_Short task_
Reproduce the listing below in full and without alteration, apart from its pictures.

_Data excerpts_

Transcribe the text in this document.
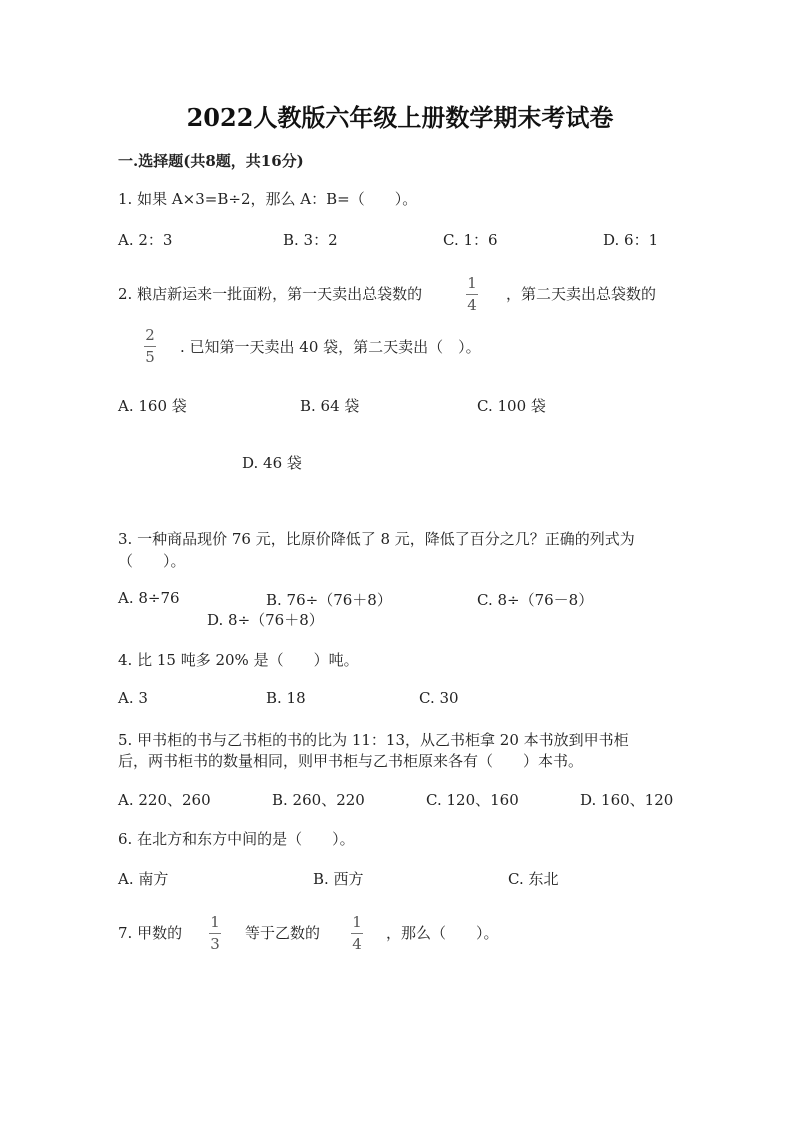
2022人教版六年级上册数学期末考试卷
一.选择题(共8题，共16分)
1. 如果 A×3=B÷2，那么 A：B=（　　）。
A. 2：3	B. 3：2	C. 1：6	D. 6：1
2. 粮店新运来一批面粉，第一天卖出总袋数的
1
4
，第二天卖出总袋数的
2
5
. 已知第一天卖出 40 袋，第二天卖出（　）。
A. 160 袋	B. 64 袋	C. 100 袋
D. 46 袋
3. 一种商品现价 76 元，比原价降低了 8 元，降低了百分之几？正确的列式为
（　　）。
A. 8÷76	B. 76÷（76＋8）	C. 8÷（76－8）
D. 8÷（76＋8）
4. 比 15 吨多 20% 是（　　）吨。
A. 3	B. 18	C. 30
5. 甲书柜的书与乙书柜的书的比为 11：13，从乙书柜拿 20 本书放到甲书柜
后，两书柜书的数量相同，则甲书柜与乙书柜原来各有（　　）本书。
A. 220、260	B. 260、220	C. 120、160	D. 160、120
6. 在北方和东方中间的是（　　）。
A. 南方	B. 西方	C. 东北
7. 甲数的
1
3
等于乙数的
1
4
，那么（　　）。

_Reply to the exercise_
Transcribe the text in this document.
2022人教版六年级上册数学期末考试卷
一.选择题(共8题，共16分)
1. 如果 A×3=B÷2，那么 A：B=（　　）。
A. 2：3	B. 3：2	C. 1：6	D. 6：1
2. 粮店新运来一批面粉，第一天卖出总袋数的
1
4
，第二天卖出总袋数的
2
5
. 已知第一天卖出 40 袋，第二天卖出（　）。
A. 160 袋	B. 64 袋	C. 100 袋
D. 46 袋
3. 一种商品现价 76 元，比原价降低了 8 元，降低了百分之几？正确的列式为
（　　）。
A. 8÷76	B. 76÷（76＋8）	C. 8÷（76－8）
D. 8÷（76＋8）
4. 比 15 吨多 20% 是（　　）吨。
A. 3	B. 18	C. 30
5. 甲书柜的书与乙书柜的书的比为 11：13，从乙书柜拿 20 本书放到甲书柜
后，两书柜书的数量相同，则甲书柜与乙书柜原来各有（　　）本书。
A. 220、260	B. 260、220	C. 120、160	D. 160、120
6. 在北方和东方中间的是（　　）。
A. 南方	B. 西方	C. 东北
7. 甲数的
1
3
等于乙数的
1
4
，那么（　　）。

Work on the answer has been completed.